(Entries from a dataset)
---
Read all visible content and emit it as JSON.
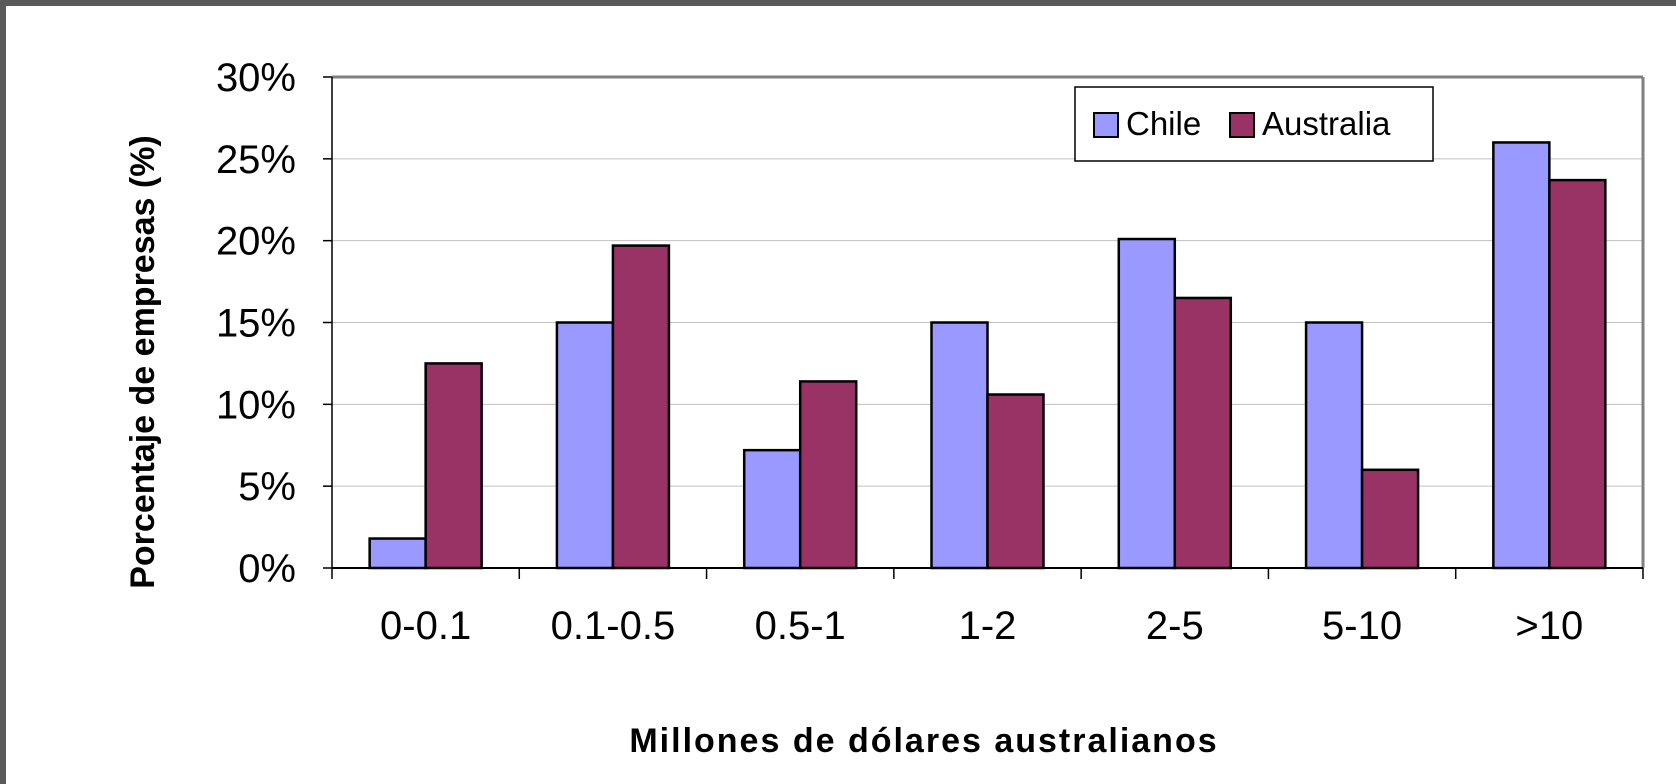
{
  "chart_data": {
    "type": "bar",
    "categories": [
      "0-0.1",
      "0.1-0.5",
      "0.5-1",
      "1-2",
      "2-5",
      "5-10",
      ">10"
    ],
    "series": [
      {
        "name": "Chile",
        "values": [
          1.8,
          15.0,
          7.2,
          15.0,
          20.1,
          15.0,
          26.0
        ],
        "color": "#9999FF"
      },
      {
        "name": "Australia",
        "values": [
          12.5,
          19.7,
          11.4,
          10.6,
          16.5,
          6.0,
          23.7
        ],
        "color": "#993366"
      }
    ],
    "ylabel": "Porcentaje de empresas (%)",
    "xlabel": "Millones de dólares australianos",
    "ylim": [
      0,
      30
    ],
    "yticks": [
      0,
      5,
      10,
      15,
      20,
      25,
      30
    ],
    "ytick_format": "%",
    "grid": true,
    "legend_position": "top-right",
    "gridline_color": "#c0c0c0",
    "axis_color": "#808080",
    "bar_outline_color": "#000000"
  }
}
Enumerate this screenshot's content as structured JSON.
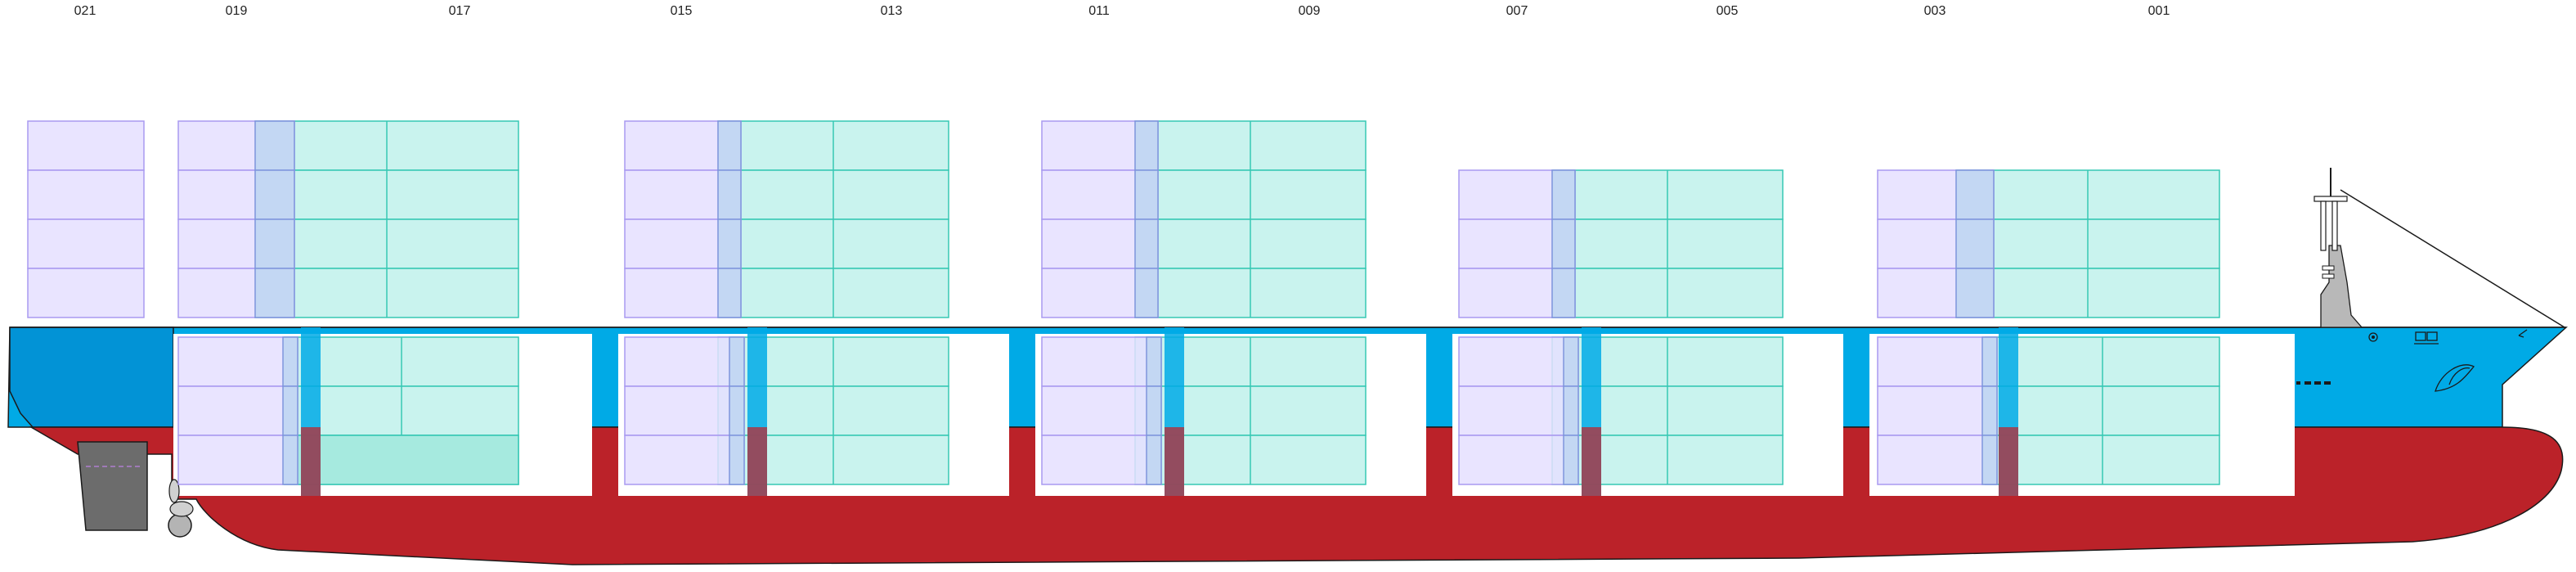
{
  "bay_labels": [
    "021",
    "019",
    "017",
    "015",
    "013",
    "011",
    "009",
    "007",
    "005",
    "003",
    "001"
  ],
  "colors": {
    "hull_red": "#bb2229",
    "hull_blue": "#00aae6",
    "stern_blue": "#0293d6",
    "forty_foot_fill": "#c9f3ee",
    "forty_foot_stroke": "#36c8b4",
    "twenty_foot_fill": "#e5dfff",
    "twenty_foot_stroke": "#a99af0",
    "overlap_fill": "#c3d7f3",
    "reefer_fill": "#a6eadf",
    "rudder_gray": "#6c6c6c",
    "background": "#ffffff"
  },
  "icons": [
    "rudder-icon",
    "propeller-icon",
    "mast-icon",
    "anchor-icon",
    "bow-thruster-icon",
    "bulbous-bow-icon"
  ]
}
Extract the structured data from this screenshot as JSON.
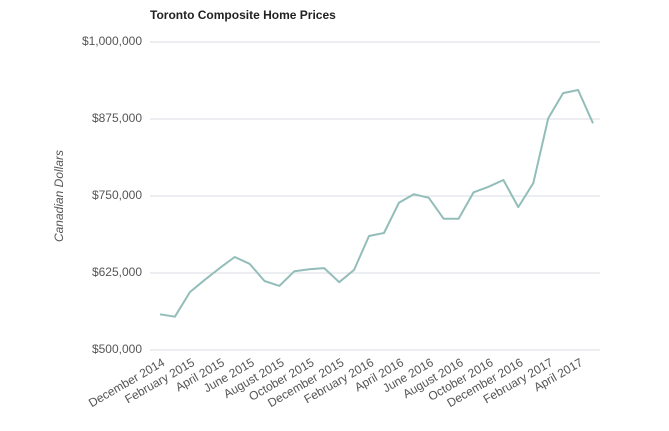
{
  "chart_data": {
    "type": "line",
    "title": "Toronto Composite Home Prices",
    "y_label": "Canadian Dollars",
    "categories": [
      "December 2014",
      null,
      "February 2015",
      null,
      "April 2015",
      null,
      "June 2015",
      null,
      "August 2015",
      null,
      "October 2015",
      null,
      "December 2015",
      null,
      "February 2016",
      null,
      "April 2016",
      null,
      "June 2016",
      null,
      "August 2016",
      null,
      "October 2016",
      null,
      "December 2016",
      null,
      "February 2017",
      null,
      "April 2017",
      null
    ],
    "values": [
      558000,
      554000,
      594000,
      614000,
      633000,
      651000,
      640000,
      612000,
      604000,
      628000,
      631000,
      633000,
      610000,
      630000,
      685000,
      690000,
      739000,
      753000,
      747000,
      713000,
      713000,
      756000,
      765000,
      776000,
      732000,
      771000,
      876000,
      917000,
      922000,
      868000
    ],
    "color": "#93bdb9",
    "ylim": [
      500000,
      1000000
    ],
    "yticks": [
      {
        "value": 500000,
        "label": "$500,000"
      },
      {
        "value": 625000,
        "label": "$625,000"
      },
      {
        "value": 750000,
        "label": "$750,000"
      },
      {
        "value": 875000,
        "label": "$875,000"
      },
      {
        "value": 1000000,
        "label": "$1,000,000"
      }
    ],
    "grid": true
  }
}
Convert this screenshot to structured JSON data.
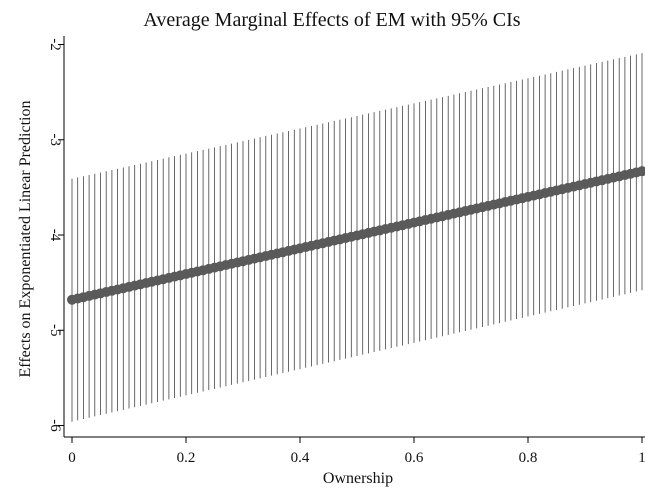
{
  "chart_data": {
    "type": "scatter",
    "title": "Average Marginal Effects of EM with 95% CIs",
    "xlabel": "Ownership",
    "ylabel": "Effects on Exponentiated Linear Prediction",
    "xlim": [
      0,
      1
    ],
    "ylim": [
      -6.1,
      -1.95
    ],
    "xticks": [
      0,
      0.2,
      0.4,
      0.6,
      0.8,
      1
    ],
    "xtick_labels": [
      "0",
      "0.2",
      "0.4",
      "0.6",
      "0.8",
      "1"
    ],
    "yticks": [
      -6,
      -5,
      -4,
      -3,
      -2
    ],
    "ytick_labels": [
      "-6",
      "-5",
      "-4",
      "-3",
      "-2"
    ],
    "grid": false,
    "series": [
      {
        "x_start": 0,
        "x_end": 1,
        "x_step": 0.01,
        "estimate_start": -4.68,
        "estimate_end": -3.33,
        "ci_lower_start": -5.96,
        "ci_lower_end": -4.58,
        "ci_upper_start": -3.41,
        "ci_upper_end": -2.09
      }
    ],
    "colors": {
      "points": "#5a5a5a",
      "ci": "#444444"
    }
  }
}
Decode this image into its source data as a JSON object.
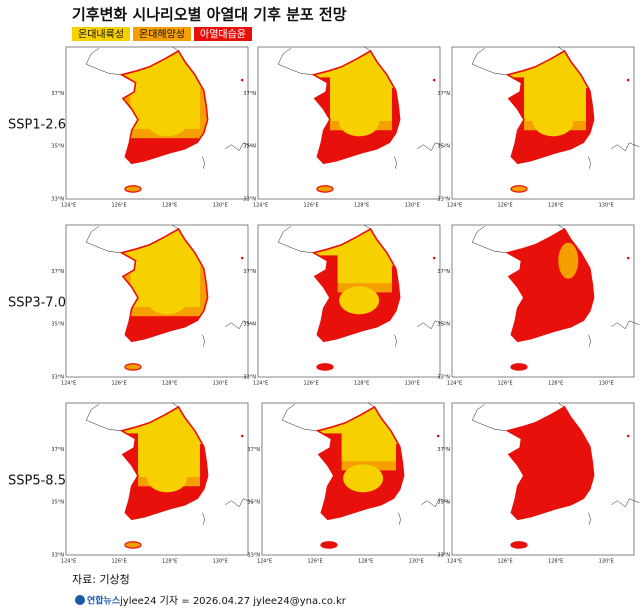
{
  "header": {
    "title": "기후변화 시나리오별 아열대 기후 분포 전망"
  },
  "legend": [
    {
      "label": "온대내륙성",
      "color": "#f7d000"
    },
    {
      "label": "온대해양성",
      "color": "#f5a000"
    },
    {
      "label": "아열대습윤",
      "color": "#e8100a"
    }
  ],
  "rows": [
    {
      "label": "SSP1-2.6"
    },
    {
      "label": "SSP3-7.0"
    },
    {
      "label": "SSP5-8.5"
    }
  ],
  "lat_labels": [
    "37°N",
    "35°N",
    "33°N"
  ],
  "lon_labels": [
    "124°E",
    "126°E",
    "128°E",
    "130°E"
  ],
  "source": "자료: 기상청",
  "footer": {
    "logo": "연합뉴스",
    "credit": "jylee24 기자 = 2026.04.27 jylee24@yna.co.kr"
  }
}
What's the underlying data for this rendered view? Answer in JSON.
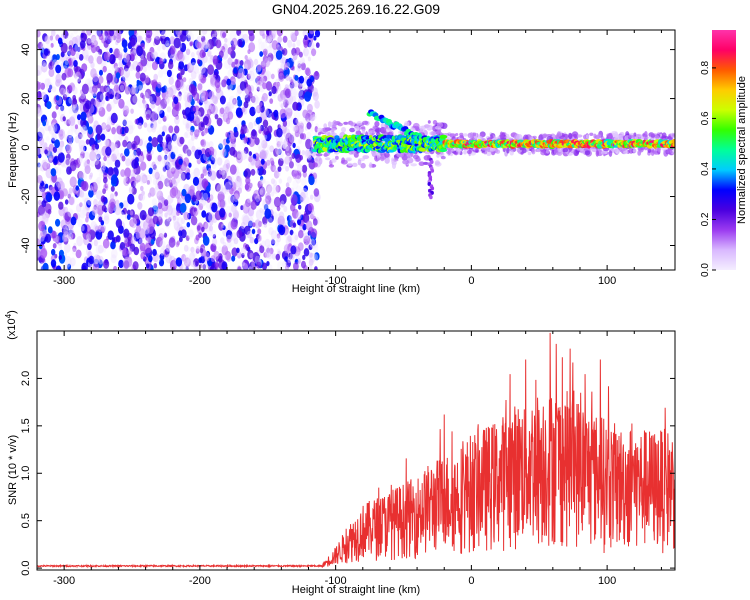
{
  "title": "GN04.2025.269.16.22.G09",
  "chart_data": [
    {
      "type": "heatmap",
      "title": "GN04.2025.269.16.22.G09",
      "xlabel": "Height of straight line (km)",
      "ylabel": "Frequency (Hz)",
      "xlim": [
        -320,
        150
      ],
      "ylim": [
        -50,
        48
      ],
      "xticks": [
        -300,
        -200,
        -100,
        0,
        100
      ],
      "xtick_labels": [
        "-300",
        "-200",
        "-100",
        "0",
        "100"
      ],
      "yticks": [
        -40,
        -20,
        0,
        20,
        40
      ],
      "ytick_labels": [
        "-40",
        "-20",
        "0",
        "20",
        "40"
      ],
      "colorbar": {
        "label": "Normalized spectral amplitude",
        "range": [
          0,
          0.95
        ],
        "ticks": [
          0.0,
          0.2,
          0.4,
          0.6,
          0.8
        ],
        "tick_labels": [
          "0.0",
          "0.2",
          "0.4",
          "0.6",
          "0.8"
        ],
        "colors": [
          "#f4eeff",
          "#d9b8ff",
          "#9b3bf0",
          "#4a00e0",
          "#0000ff",
          "#00ccff",
          "#00ff99",
          "#33ff00",
          "#ccff00",
          "#ffcc00",
          "#ff5a00",
          "#ff0066",
          "#ff33aa"
        ]
      },
      "regions": [
        {
          "name": "noise",
          "x": [
            -320,
            -113
          ],
          "y": [
            -50,
            48
          ],
          "amplitude": [
            0.0,
            0.35
          ]
        },
        {
          "name": "signal",
          "x": [
            -115,
            150
          ],
          "frequency": 1.5,
          "amplitude": [
            0.3,
            0.9
          ]
        }
      ]
    },
    {
      "type": "line",
      "xlabel": "Height of straight line (km)",
      "ylabel": "SNR (10 * v/v)",
      "y_multiplier": "(x10",
      "y_multiplier_exp": "4",
      "y_multiplier_close": ")",
      "xlim": [
        -320,
        150
      ],
      "ylim": [
        -0.02,
        2.5
      ],
      "xticks": [
        -300,
        -200,
        -100,
        0,
        100
      ],
      "xtick_labels": [
        "-300",
        "-200",
        "-100",
        "0",
        "100"
      ],
      "yticks": [
        0.0,
        0.5,
        1.0,
        1.5,
        2.0
      ],
      "ytick_labels": [
        "0.0",
        "0.5",
        "1.0",
        "1.5",
        "2.0"
      ],
      "series": [
        {
          "name": "SNR",
          "color": "#e83030",
          "envelope": {
            "x": [
              -320,
              -110,
              -100,
              -90,
              -80,
              -70,
              -60,
              -50,
              -40,
              -30,
              -20,
              -10,
              0,
              10,
              20,
              30,
              40,
              50,
              60,
              70,
              80,
              90,
              100,
              110,
              120,
              130,
              140,
              150
            ],
            "y": [
              0.03,
              0.03,
              0.15,
              0.32,
              0.45,
              0.5,
              0.55,
              0.6,
              0.65,
              0.75,
              0.8,
              0.85,
              0.95,
              1.0,
              1.05,
              1.15,
              1.2,
              1.25,
              1.28,
              1.25,
              1.2,
              1.1,
              1.05,
              1.0,
              1.0,
              0.98,
              0.98,
              0.98
            ]
          },
          "peaks": [
            {
              "x": 58,
              "y": 2.48
            },
            {
              "x": 40,
              "y": 2.2
            },
            {
              "x": -20,
              "y": 1.62
            },
            {
              "x": 95,
              "y": 2.2
            }
          ]
        }
      ]
    }
  ]
}
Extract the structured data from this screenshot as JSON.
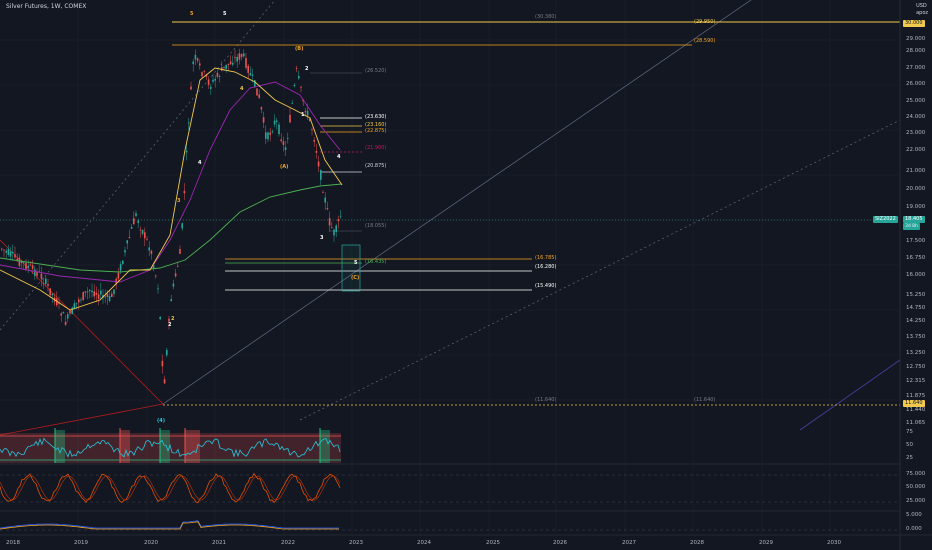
{
  "header": {
    "symbol_title": "Silver Futures, 1W, COMEX",
    "currency": "USD",
    "mode": "apoz"
  },
  "price_axis": {
    "ticks": [
      "29.000",
      "28.000",
      "27.000",
      "26.000",
      "25.000",
      "24.000",
      "23.000",
      "22.000",
      "21.000",
      "20.000",
      "19.000",
      "17.500",
      "16.750",
      "16.000",
      "15.250",
      "14.750",
      "14.250",
      "13.750",
      "13.250",
      "12.750",
      "12.315",
      "11.875",
      "11.440",
      "11.065"
    ],
    "tags": {
      "top_price": "30.000",
      "symbol": "SIZ2022",
      "last_price": "18.405",
      "countdown": "3d 8h",
      "bottom_price": "11.640"
    }
  },
  "time_axis": [
    "2018",
    "2019",
    "2020",
    "2021",
    "2022",
    "2023",
    "2024",
    "2025",
    "2026",
    "2027",
    "2028",
    "2029",
    "2030"
  ],
  "levels": [
    {
      "id": "l1",
      "label": "(30.380)",
      "color": "#787b86"
    },
    {
      "id": "l2",
      "label": "(29.950)",
      "color": "#f2c94c"
    },
    {
      "id": "l3",
      "label": "(28.590)",
      "color": "#f5a623"
    },
    {
      "id": "l4",
      "label": "(26.520)",
      "color": "#787b86"
    },
    {
      "id": "l5",
      "label": "(23.630)",
      "color": "#ffffff"
    },
    {
      "id": "l6",
      "label": "(23.160)",
      "color": "#f2c94c"
    },
    {
      "id": "l7",
      "label": "(22.875)",
      "color": "#f5a623"
    },
    {
      "id": "l8",
      "label": "(21.900)",
      "color": "#c2185b"
    },
    {
      "id": "l9",
      "label": "(20.875)",
      "color": "#d1d4dc"
    },
    {
      "id": "l10",
      "label": "(18.055)",
      "color": "#787b86"
    },
    {
      "id": "l11",
      "label": "(16.785)",
      "color": "#f5a623"
    },
    {
      "id": "l12",
      "label": "(16.435)",
      "color": "#4caf50"
    },
    {
      "id": "l13",
      "label": "(16.280)",
      "color": "#ffffff"
    },
    {
      "id": "l14",
      "label": "(15.490)",
      "color": "#ffffff"
    },
    {
      "id": "l15",
      "label": "(11.640)",
      "color": "#787b86"
    },
    {
      "id": "l16",
      "label": "(11.640)",
      "color": "#787b86"
    }
  ],
  "waves": {
    "w5a": "5",
    "w5b": "5",
    "wB": "(B)",
    "w2a": "2",
    "w4a": "4",
    "wA": "(A)",
    "w1": "1",
    "w4b": "4",
    "w3a": "3",
    "w3b": "3",
    "w4c": "4",
    "w2b": "2",
    "w2c": "2",
    "w5c": "5",
    "wC": "(C)",
    "w4bracket": "(4)"
  },
  "osc1_axis": [
    "75",
    "50",
    "25"
  ],
  "osc2_axis": [
    "75.000",
    "50.000",
    "25.000"
  ],
  "osc3_axis": [
    "5.000",
    "0.000"
  ],
  "colors": {
    "bg": "#131722",
    "up": "#26a69a",
    "down": "#ef5350",
    "accent": "#f2c94c"
  }
}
---
TASK BRIEF — Copy each line of the records containing the string "screenshot".

ANSWER TO THE PROBLEM —
Enumerate this screenshot's content as structured JSON.
Extract the structured data from this screenshot as JSON.
Convert this screenshot to structured JSON data.
Extract the structured data from this screenshot as JSON.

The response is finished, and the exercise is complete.